Begin at the line below that contains "Give me the". Repeat it and all remaining lines of the records exactly.

> **MATERIAL TO PROCESS**:
§ §

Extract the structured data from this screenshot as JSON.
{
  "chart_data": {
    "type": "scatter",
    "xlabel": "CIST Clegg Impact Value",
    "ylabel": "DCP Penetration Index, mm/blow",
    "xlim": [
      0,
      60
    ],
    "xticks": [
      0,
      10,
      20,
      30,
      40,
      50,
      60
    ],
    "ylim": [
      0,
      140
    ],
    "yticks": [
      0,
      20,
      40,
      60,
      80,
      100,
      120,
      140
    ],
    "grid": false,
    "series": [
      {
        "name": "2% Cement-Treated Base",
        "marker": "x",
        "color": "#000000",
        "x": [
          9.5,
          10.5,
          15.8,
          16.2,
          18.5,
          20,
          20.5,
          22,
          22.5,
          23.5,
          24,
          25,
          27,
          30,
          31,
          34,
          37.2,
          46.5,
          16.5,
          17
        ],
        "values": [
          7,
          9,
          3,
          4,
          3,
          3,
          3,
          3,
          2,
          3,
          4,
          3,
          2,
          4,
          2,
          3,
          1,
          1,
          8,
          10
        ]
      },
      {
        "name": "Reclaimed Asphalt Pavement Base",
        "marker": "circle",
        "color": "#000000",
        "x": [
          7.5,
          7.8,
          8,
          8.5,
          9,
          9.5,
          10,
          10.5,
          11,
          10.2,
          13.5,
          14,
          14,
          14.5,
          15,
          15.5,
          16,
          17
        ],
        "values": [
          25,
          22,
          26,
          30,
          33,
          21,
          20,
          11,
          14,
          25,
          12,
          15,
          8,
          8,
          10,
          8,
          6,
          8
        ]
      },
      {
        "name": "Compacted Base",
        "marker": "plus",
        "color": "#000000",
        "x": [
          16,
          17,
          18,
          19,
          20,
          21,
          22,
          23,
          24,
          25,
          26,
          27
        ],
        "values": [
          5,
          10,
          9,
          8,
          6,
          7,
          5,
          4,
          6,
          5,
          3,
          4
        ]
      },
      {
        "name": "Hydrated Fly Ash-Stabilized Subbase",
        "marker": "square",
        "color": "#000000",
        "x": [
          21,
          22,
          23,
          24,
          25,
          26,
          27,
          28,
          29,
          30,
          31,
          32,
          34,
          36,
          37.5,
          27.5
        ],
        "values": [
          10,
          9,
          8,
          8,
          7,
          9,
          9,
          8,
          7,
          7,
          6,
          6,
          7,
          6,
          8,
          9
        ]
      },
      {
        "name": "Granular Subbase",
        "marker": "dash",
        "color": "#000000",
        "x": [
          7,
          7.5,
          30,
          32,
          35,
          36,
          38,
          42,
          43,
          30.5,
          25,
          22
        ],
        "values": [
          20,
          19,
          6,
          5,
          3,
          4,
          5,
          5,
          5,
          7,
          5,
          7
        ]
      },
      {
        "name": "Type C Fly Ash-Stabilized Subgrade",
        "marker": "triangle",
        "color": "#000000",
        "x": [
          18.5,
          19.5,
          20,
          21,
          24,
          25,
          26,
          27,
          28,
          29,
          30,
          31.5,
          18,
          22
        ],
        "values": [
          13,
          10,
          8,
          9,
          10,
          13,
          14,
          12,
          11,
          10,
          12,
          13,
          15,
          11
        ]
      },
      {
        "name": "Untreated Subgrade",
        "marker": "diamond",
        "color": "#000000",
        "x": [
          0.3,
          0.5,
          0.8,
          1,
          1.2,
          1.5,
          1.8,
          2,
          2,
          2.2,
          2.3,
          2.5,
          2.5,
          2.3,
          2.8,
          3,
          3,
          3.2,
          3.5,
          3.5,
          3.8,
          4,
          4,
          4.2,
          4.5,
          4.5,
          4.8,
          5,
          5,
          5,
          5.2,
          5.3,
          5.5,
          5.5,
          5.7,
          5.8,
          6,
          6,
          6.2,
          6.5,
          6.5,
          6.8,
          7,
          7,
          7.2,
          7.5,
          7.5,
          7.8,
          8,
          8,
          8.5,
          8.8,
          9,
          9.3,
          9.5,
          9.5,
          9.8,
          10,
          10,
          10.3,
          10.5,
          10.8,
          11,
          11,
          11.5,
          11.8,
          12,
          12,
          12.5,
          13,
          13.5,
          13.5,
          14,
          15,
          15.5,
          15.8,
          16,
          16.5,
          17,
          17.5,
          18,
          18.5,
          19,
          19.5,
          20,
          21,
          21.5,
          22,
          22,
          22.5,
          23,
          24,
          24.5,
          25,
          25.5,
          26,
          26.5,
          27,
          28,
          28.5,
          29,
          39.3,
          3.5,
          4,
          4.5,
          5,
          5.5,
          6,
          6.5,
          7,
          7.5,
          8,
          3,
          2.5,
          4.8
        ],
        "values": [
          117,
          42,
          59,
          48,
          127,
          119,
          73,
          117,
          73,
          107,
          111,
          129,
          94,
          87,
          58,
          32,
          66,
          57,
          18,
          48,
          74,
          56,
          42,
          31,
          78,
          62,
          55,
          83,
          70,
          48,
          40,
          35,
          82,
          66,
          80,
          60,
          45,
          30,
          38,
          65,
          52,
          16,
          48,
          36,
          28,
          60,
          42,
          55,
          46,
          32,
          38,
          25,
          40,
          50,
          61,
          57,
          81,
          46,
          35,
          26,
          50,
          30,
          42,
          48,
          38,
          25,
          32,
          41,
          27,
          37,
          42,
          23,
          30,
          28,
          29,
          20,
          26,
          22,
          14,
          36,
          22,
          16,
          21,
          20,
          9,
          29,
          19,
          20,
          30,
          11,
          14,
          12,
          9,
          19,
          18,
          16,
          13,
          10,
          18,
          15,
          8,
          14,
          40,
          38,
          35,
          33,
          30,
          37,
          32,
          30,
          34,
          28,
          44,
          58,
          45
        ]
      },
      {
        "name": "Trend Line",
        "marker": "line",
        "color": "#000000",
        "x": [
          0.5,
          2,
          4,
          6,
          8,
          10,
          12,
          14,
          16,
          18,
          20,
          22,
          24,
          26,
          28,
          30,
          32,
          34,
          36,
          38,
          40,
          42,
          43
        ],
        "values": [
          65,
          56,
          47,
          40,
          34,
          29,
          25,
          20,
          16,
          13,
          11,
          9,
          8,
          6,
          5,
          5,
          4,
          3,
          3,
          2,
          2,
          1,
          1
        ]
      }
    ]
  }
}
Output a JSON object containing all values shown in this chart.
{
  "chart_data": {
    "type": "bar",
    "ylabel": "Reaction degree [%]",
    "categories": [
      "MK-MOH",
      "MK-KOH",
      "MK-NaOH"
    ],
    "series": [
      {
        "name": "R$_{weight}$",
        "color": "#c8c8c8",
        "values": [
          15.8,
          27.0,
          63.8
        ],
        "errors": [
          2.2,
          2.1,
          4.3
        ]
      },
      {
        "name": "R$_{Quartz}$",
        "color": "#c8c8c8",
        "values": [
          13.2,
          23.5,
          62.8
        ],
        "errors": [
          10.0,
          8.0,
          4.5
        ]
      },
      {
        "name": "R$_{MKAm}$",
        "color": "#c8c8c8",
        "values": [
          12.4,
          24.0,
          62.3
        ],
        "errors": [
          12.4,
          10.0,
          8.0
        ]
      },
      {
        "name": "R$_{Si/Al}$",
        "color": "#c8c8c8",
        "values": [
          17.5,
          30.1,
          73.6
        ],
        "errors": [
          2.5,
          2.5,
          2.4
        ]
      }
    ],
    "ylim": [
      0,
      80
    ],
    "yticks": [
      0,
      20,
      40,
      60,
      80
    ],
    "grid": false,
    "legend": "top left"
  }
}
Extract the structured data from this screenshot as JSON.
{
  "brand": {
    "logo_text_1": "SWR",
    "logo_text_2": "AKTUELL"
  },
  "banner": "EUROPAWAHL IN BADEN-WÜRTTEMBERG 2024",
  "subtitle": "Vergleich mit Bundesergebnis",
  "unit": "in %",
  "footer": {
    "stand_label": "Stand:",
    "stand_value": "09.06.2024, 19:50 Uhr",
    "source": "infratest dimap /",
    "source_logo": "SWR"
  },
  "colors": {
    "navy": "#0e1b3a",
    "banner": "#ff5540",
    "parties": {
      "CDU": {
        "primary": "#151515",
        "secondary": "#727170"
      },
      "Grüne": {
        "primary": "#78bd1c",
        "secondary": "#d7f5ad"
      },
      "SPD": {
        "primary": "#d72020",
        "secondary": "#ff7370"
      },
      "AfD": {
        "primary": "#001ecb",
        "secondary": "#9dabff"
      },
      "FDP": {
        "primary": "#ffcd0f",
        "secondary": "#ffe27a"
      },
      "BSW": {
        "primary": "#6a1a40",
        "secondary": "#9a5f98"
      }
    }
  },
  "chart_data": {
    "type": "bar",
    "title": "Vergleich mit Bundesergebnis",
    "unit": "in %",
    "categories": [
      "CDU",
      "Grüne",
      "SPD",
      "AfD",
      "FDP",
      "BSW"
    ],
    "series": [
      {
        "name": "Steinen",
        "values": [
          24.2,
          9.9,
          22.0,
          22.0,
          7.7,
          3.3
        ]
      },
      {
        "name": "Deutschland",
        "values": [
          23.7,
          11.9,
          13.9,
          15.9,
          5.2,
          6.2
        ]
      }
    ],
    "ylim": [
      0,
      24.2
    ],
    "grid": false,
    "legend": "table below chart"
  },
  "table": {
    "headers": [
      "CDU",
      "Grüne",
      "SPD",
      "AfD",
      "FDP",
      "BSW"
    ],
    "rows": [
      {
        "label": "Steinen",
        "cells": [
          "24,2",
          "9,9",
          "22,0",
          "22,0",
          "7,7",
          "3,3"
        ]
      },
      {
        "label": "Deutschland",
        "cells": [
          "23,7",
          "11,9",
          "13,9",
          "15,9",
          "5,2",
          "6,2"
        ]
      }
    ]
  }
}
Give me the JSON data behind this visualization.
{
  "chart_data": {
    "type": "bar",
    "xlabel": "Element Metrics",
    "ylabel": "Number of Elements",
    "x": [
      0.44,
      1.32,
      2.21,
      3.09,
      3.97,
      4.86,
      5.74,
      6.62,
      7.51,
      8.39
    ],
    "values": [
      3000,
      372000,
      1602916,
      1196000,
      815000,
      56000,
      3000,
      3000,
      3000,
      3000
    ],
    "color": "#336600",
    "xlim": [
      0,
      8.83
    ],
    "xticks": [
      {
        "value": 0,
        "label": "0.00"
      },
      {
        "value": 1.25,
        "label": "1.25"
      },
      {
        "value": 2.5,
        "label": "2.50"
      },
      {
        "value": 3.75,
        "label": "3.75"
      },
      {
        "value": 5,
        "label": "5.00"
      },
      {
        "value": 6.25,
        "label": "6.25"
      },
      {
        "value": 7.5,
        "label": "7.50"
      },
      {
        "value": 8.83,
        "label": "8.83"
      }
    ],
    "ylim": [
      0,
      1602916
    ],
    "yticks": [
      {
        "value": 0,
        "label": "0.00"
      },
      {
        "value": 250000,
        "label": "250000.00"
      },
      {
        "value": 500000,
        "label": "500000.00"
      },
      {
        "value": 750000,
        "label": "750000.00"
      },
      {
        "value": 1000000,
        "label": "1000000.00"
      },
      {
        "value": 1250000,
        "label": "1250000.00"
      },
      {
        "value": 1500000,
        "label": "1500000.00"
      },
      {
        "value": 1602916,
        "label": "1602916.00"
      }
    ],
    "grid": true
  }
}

§ §

> **RESULT BELOW**:
Give me the JSON data behind this visualization.
{
  "chart_data": {
    "type": "bar",
    "xlabel": "Element Metrics",
    "ylabel": "Number of Elements",
    "x": [
      0.44,
      1.32,
      2.21,
      3.09,
      3.97,
      4.86,
      5.74,
      6.62,
      7.51,
      8.39
    ],
    "values": [
      3000,
      372000,
      1602916,
      1196000,
      815000,
      56000,
      3000,
      3000,
      3000,
      3000
    ],
    "color": "#336600",
    "xlim": [
      0,
      8.83
    ],
    "xticks": [
      {
        "value": 0,
        "label": "0.00"
      },
      {
        "value": 1.25,
        "label": "1.25"
      },
      {
        "value": 2.5,
        "label": "2.50"
      },
      {
        "value": 3.75,
        "label": "3.75"
      },
      {
        "value": 5,
        "label": "5.00"
      },
      {
        "value": 6.25,
        "label": "6.25"
      },
      {
        "value": 7.5,
        "label": "7.50"
      },
      {
        "value": 8.83,
        "label": "8.83"
      }
    ],
    "ylim": [
      0,
      1602916
    ],
    "yticks": [
      {
        "value": 0,
        "label": "0.00"
      },
      {
        "value": 250000,
        "label": "250000.00"
      },
      {
        "value": 500000,
        "label": "500000.00"
      },
      {
        "value": 750000,
        "label": "750000.00"
      },
      {
        "value": 1000000,
        "label": "1000000.00"
      },
      {
        "value": 1250000,
        "label": "1250000.00"
      },
      {
        "value": 1500000,
        "label": "1500000.00"
      },
      {
        "value": 1602916,
        "label": "1602916.00"
      }
    ],
    "grid": true
  }
}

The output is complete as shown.